■ EXERCISE OBJECTIVE
Write out all of the entries exactly, please.

■ RECORDS PROVIDED

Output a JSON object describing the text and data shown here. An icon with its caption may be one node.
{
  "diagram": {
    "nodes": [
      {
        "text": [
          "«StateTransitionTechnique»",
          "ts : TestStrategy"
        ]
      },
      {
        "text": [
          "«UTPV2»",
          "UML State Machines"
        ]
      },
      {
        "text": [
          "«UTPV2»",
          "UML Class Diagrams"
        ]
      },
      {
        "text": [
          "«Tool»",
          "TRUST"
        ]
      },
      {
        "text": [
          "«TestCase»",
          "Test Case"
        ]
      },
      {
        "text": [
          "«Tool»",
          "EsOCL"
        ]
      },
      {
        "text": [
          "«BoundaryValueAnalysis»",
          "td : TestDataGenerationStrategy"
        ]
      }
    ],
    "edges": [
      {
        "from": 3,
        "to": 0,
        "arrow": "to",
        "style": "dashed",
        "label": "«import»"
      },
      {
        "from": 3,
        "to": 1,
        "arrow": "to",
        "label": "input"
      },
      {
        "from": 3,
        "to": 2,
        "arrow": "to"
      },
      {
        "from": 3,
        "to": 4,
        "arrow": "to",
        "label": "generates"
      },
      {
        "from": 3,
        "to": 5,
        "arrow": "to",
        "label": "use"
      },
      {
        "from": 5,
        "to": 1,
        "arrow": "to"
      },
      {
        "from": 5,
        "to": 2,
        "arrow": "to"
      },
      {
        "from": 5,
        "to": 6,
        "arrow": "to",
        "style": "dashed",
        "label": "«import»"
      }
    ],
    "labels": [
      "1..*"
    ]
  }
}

■ TASK SOLUTION
Output a JSON object describing the text and data shown here. An icon with its caption may be one node.
{
  "diagram": {
    "nodes": [
      {
        "text": [
          "«StateTransitionTechnique»",
          "ts : TestStrategy"
        ]
      },
      {
        "text": [
          "«UTPV2»",
          "UML State Machines"
        ]
      },
      {
        "text": [
          "«UTPV2»",
          "UML Class Diagrams"
        ]
      },
      {
        "text": [
          "«Tool»",
          "TRUST"
        ]
      },
      {
        "text": [
          "«TestCase»",
          "Test Case"
        ]
      },
      {
        "text": [
          "«Tool»",
          "EsOCL"
        ]
      },
      {
        "text": [
          "«BoundaryValueAnalysis»",
          "td : TestDataGenerationStrategy"
        ]
      }
    ],
    "edges": [
      {
        "from": 3,
        "to": 0,
        "arrow": "to",
        "style": "dashed",
        "label": "«import»"
      },
      {
        "from": 3,
        "to": 1,
        "arrow": "to",
        "label": "input"
      },
      {
        "from": 3,
        "to": 2,
        "arrow": "to"
      },
      {
        "from": 3,
        "to": 4,
        "arrow": "to",
        "label": "generates"
      },
      {
        "from": 3,
        "to": 5,
        "arrow": "to",
        "label": "use"
      },
      {
        "from": 5,
        "to": 1,
        "arrow": "to"
      },
      {
        "from": 5,
        "to": 2,
        "arrow": "to"
      },
      {
        "from": 5,
        "to": 6,
        "arrow": "to",
        "style": "dashed",
        "label": "«import»"
      }
    ],
    "labels": [
      "1..*"
    ]
  }
}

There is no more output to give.